__What this task involves__
Reproduce everything from the line containing "left-tool-tab[interactable]: Z: Structure" down to the line containing "layout-inspector-button[interactable]: ⧉ Layout", inclusive, with nothing changed.
══ Entries
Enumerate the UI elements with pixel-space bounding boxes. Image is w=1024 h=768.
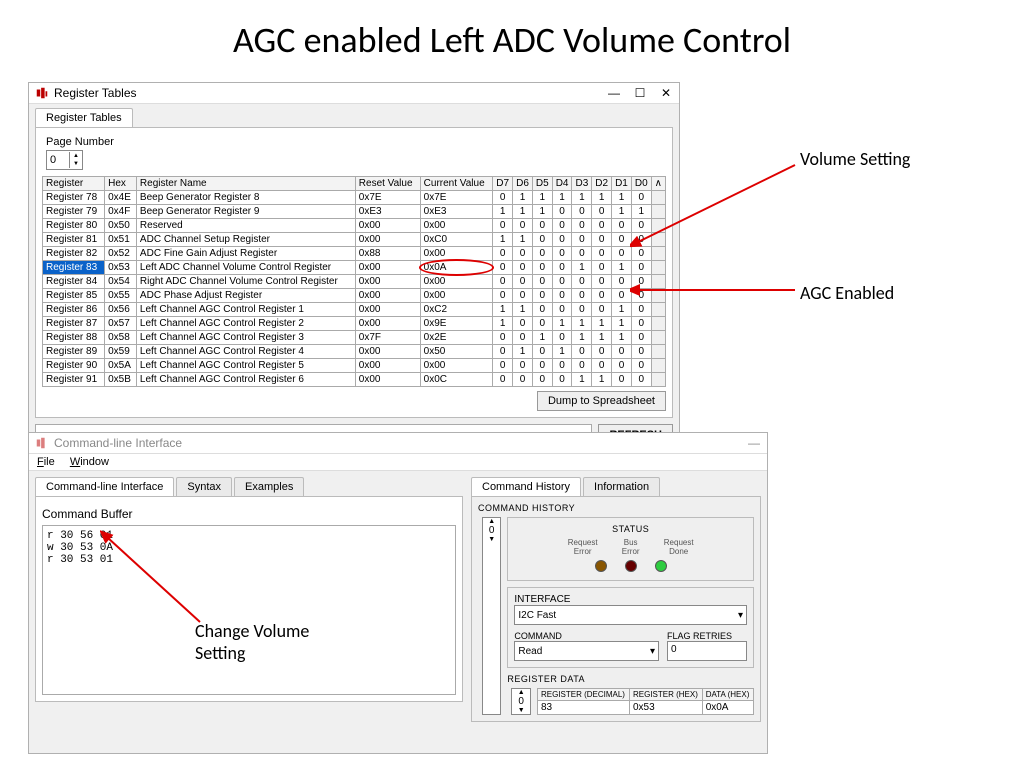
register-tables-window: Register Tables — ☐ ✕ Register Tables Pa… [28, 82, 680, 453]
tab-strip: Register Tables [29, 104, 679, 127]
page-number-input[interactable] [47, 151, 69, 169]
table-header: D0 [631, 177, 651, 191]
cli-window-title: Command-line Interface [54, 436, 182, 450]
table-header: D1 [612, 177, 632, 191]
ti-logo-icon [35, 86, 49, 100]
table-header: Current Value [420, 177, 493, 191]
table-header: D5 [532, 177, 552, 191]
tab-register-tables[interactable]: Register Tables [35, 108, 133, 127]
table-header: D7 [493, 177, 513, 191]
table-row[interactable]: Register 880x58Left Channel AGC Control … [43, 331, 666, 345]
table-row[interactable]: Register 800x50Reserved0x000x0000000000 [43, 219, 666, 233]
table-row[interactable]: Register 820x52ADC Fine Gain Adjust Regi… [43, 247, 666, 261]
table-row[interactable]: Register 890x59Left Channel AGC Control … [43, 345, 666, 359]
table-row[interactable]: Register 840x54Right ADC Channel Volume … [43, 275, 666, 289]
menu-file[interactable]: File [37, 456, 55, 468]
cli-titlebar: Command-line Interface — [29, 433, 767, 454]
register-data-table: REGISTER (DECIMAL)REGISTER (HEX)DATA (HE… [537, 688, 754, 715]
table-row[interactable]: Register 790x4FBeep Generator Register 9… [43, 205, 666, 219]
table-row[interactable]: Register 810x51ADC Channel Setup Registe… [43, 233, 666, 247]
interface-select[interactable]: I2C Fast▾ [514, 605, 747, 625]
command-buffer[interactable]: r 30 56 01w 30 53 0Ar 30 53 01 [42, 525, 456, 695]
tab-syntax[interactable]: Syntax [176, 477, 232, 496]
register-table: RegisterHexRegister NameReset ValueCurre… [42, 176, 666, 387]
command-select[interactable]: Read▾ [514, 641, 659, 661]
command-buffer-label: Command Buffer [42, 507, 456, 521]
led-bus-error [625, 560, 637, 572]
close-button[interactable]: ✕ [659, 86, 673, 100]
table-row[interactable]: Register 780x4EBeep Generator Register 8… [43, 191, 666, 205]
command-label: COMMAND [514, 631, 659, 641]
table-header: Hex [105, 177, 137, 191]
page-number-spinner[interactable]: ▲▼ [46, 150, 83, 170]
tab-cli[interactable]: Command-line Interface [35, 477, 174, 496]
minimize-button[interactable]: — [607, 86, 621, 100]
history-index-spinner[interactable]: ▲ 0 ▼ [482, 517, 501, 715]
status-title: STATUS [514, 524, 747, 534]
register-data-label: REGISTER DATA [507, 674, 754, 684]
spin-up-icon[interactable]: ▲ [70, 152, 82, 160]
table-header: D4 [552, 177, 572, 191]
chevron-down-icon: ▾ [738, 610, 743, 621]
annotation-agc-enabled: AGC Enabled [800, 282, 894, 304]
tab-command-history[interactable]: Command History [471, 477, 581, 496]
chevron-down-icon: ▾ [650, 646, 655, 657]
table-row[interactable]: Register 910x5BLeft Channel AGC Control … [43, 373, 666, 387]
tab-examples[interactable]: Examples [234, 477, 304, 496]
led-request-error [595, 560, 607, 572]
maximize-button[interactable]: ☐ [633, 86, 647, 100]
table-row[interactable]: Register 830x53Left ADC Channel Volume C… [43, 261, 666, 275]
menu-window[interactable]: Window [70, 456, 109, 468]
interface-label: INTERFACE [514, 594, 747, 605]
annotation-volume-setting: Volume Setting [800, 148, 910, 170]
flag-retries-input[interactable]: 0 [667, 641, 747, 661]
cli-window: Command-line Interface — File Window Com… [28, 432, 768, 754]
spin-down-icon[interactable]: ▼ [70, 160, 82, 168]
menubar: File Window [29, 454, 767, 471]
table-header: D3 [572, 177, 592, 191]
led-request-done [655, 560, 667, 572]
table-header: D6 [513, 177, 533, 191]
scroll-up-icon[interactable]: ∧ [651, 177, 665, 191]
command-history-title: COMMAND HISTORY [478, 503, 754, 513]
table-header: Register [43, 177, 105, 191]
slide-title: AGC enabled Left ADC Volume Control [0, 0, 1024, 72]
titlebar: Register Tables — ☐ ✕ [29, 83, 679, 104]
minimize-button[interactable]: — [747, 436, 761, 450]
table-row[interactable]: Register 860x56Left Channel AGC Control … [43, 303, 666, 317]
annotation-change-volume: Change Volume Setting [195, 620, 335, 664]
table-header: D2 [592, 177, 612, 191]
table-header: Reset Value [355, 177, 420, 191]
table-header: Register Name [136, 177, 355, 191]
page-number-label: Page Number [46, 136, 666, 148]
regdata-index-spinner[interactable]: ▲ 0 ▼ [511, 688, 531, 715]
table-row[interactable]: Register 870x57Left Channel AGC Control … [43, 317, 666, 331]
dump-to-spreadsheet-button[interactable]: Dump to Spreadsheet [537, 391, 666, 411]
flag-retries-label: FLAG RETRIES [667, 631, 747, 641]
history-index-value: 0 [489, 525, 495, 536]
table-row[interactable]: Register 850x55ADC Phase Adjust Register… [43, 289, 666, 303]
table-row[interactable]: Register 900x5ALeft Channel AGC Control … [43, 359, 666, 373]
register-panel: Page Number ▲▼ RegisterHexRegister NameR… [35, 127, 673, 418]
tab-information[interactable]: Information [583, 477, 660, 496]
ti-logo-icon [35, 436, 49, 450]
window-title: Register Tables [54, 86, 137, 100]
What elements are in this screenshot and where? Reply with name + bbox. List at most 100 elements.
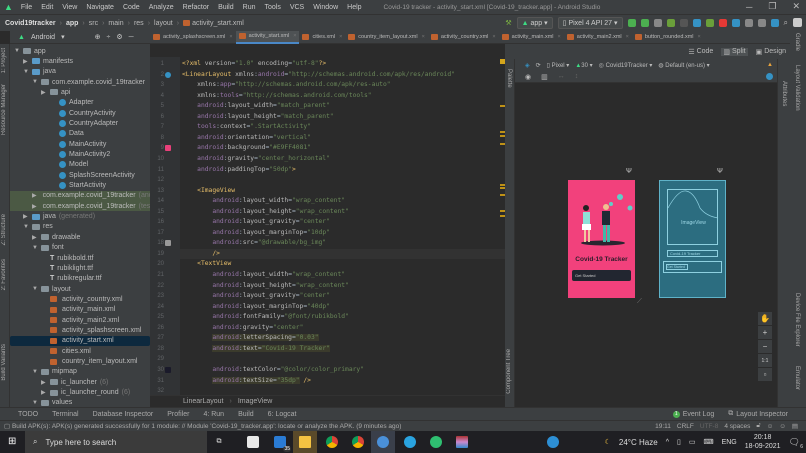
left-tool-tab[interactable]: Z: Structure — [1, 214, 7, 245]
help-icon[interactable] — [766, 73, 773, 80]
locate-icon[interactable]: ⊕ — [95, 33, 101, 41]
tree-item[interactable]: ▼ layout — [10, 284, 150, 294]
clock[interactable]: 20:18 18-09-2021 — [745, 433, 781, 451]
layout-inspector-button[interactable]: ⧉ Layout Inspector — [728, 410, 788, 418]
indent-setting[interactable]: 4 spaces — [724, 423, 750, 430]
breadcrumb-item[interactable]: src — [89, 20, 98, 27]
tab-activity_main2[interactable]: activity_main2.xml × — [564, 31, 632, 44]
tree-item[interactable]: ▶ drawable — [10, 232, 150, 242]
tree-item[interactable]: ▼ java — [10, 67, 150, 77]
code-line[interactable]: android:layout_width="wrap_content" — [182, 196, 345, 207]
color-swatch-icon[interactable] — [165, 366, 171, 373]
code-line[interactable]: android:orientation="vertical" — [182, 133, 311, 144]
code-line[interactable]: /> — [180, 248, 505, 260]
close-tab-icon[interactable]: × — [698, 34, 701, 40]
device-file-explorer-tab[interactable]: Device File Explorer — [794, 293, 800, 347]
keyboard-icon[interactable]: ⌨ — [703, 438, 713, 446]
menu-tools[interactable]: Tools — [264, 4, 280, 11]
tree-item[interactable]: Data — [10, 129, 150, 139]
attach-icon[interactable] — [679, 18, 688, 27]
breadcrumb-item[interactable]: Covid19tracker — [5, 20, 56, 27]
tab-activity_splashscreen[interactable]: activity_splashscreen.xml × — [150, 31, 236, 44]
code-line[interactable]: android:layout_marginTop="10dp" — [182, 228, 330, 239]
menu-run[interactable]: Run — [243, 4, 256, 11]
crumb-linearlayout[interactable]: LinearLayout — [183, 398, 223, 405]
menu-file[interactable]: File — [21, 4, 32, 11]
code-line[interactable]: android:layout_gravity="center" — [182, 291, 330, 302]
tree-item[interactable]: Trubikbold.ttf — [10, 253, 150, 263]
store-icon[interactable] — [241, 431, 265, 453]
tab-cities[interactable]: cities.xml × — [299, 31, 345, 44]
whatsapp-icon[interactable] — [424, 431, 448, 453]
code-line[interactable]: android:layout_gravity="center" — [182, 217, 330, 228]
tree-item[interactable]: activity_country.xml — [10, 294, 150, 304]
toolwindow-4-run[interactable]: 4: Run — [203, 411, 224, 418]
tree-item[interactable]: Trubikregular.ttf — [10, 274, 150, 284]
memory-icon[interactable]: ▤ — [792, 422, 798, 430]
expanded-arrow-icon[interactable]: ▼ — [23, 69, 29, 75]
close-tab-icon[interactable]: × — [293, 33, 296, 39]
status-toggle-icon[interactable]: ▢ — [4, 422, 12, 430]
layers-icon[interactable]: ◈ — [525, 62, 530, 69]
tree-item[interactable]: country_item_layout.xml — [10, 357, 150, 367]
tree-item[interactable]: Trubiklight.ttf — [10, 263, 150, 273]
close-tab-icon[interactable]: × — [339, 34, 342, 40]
════
__Response to this exercise__
left-tool-tab[interactable]: Z: Structure — [1, 214, 7, 245]
help-icon[interactable] — [766, 73, 773, 80]
locate-icon[interactable]: ⊕ — [95, 33, 101, 41]
tree-item[interactable]: ▼ layout — [10, 284, 150, 294]
clock[interactable]: 20:18 18-09-2021 — [745, 433, 781, 451]
layout-inspector-button[interactable]: ⧉ Layout Inspector — [728, 410, 788, 418]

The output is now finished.